### Task requirements
Gather all lines in the records below that include the word "favicon".

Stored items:
Begin

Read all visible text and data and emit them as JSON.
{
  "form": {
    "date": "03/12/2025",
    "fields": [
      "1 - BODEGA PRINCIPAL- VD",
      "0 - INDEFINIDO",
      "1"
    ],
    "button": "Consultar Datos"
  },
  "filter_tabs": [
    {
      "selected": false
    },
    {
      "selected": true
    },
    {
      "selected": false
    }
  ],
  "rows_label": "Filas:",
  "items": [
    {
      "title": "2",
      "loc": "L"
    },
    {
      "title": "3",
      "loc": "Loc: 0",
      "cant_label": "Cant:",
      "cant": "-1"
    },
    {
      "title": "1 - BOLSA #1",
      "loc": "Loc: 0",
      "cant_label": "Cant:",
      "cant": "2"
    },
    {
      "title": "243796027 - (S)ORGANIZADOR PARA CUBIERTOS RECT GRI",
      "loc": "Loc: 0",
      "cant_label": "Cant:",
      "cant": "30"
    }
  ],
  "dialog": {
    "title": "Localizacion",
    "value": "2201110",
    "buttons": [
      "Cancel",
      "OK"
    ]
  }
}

End
Begin

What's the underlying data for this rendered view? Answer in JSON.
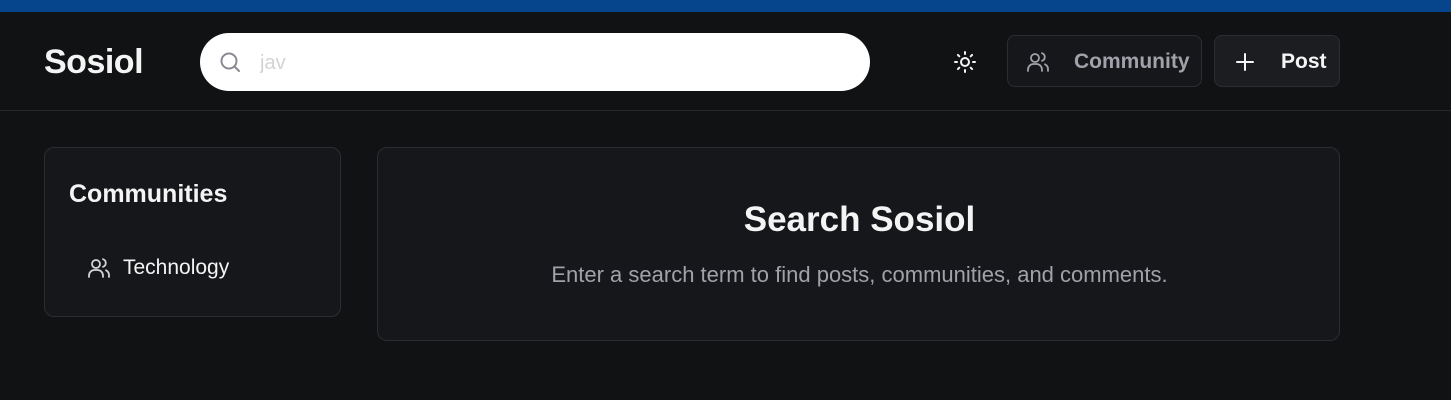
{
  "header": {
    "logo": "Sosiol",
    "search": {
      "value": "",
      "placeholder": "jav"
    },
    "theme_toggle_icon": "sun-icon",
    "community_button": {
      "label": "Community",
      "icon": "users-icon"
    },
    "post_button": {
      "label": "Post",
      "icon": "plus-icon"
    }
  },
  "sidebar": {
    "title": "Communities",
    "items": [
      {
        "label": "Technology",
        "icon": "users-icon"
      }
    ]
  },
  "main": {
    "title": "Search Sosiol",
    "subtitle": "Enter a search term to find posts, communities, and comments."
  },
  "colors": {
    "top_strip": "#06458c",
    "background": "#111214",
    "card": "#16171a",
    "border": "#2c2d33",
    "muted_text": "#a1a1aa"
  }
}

End
Begin

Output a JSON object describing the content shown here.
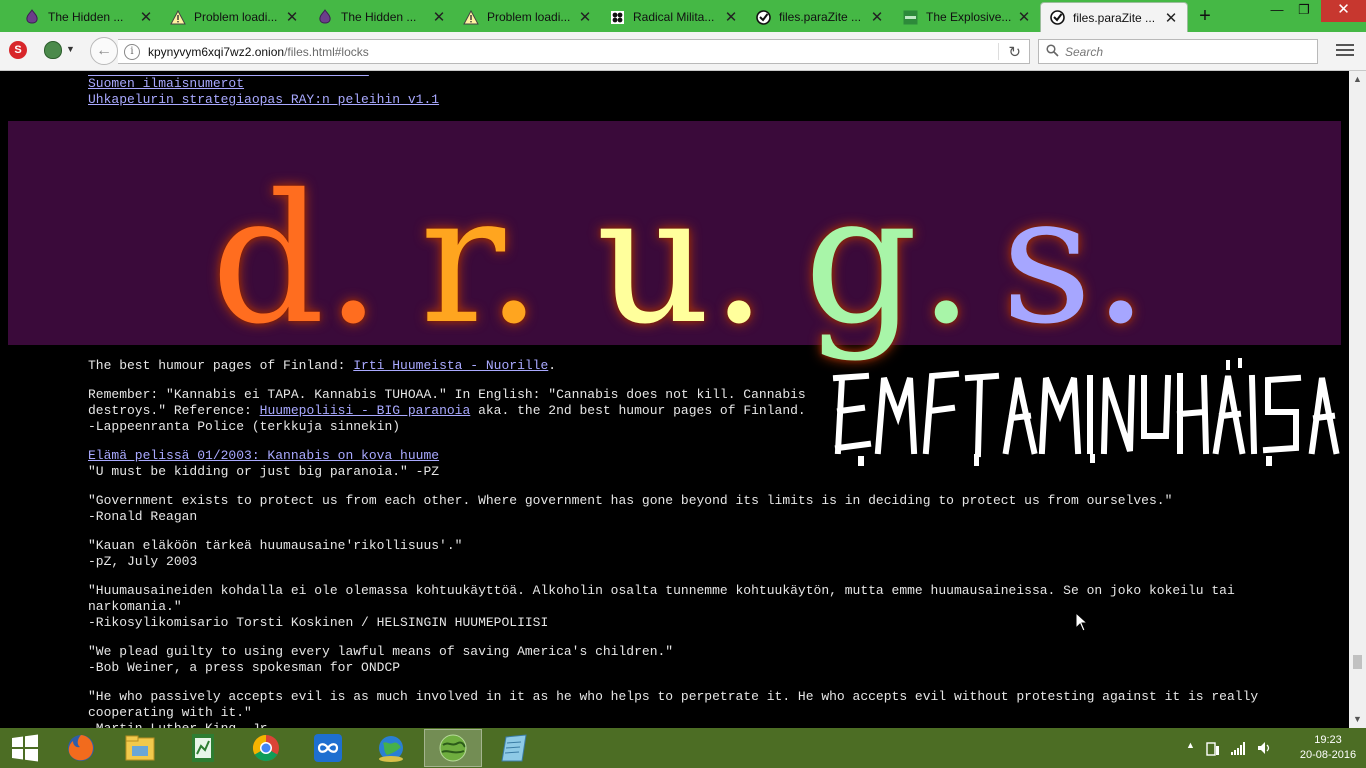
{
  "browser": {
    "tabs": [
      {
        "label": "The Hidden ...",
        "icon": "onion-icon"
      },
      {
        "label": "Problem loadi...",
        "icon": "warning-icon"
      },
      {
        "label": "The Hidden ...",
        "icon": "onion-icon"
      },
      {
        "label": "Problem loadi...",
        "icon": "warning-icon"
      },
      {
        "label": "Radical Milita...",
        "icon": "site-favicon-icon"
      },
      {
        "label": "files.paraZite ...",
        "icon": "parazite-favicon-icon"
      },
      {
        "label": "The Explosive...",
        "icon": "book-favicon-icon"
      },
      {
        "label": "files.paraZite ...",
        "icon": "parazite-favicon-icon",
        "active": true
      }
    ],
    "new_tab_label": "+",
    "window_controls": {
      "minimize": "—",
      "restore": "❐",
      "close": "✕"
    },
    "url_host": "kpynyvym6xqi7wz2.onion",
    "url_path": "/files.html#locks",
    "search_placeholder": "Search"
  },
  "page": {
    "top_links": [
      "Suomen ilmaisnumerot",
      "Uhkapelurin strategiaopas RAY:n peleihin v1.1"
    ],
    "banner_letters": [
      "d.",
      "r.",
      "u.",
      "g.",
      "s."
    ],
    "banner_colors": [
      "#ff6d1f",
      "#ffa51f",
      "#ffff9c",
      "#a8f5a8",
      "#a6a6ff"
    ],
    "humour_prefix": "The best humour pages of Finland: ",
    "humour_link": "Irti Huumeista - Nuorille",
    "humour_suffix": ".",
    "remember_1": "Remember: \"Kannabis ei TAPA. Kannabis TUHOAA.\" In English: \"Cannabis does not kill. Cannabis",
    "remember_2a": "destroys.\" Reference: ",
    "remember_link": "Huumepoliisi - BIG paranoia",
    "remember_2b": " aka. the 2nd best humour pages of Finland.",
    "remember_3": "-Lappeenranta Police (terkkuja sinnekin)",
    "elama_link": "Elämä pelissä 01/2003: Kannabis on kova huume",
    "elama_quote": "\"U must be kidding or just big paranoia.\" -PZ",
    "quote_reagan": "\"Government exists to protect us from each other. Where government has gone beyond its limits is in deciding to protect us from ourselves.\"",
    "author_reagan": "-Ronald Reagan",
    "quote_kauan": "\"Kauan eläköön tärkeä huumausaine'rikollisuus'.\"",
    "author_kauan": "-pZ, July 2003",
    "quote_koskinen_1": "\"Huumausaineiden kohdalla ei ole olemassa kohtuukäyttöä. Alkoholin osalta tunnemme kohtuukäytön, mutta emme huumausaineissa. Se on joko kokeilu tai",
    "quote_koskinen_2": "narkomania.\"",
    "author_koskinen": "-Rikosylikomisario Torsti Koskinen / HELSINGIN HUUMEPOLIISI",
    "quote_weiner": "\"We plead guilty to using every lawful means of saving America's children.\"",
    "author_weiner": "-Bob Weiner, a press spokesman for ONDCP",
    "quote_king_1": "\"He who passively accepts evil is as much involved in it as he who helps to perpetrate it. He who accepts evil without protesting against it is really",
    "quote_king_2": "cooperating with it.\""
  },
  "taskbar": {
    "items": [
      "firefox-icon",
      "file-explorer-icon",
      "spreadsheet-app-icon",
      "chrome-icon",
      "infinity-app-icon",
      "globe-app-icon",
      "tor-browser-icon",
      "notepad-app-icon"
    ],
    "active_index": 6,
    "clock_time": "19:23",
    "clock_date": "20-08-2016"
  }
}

End

### Finished answer
        "icon": "site-favicon-icon"
        "icon": "parazite-favicon-icon"
        "icon": "book-favicon-icon"
        "icon": "parazite-favicon-icon",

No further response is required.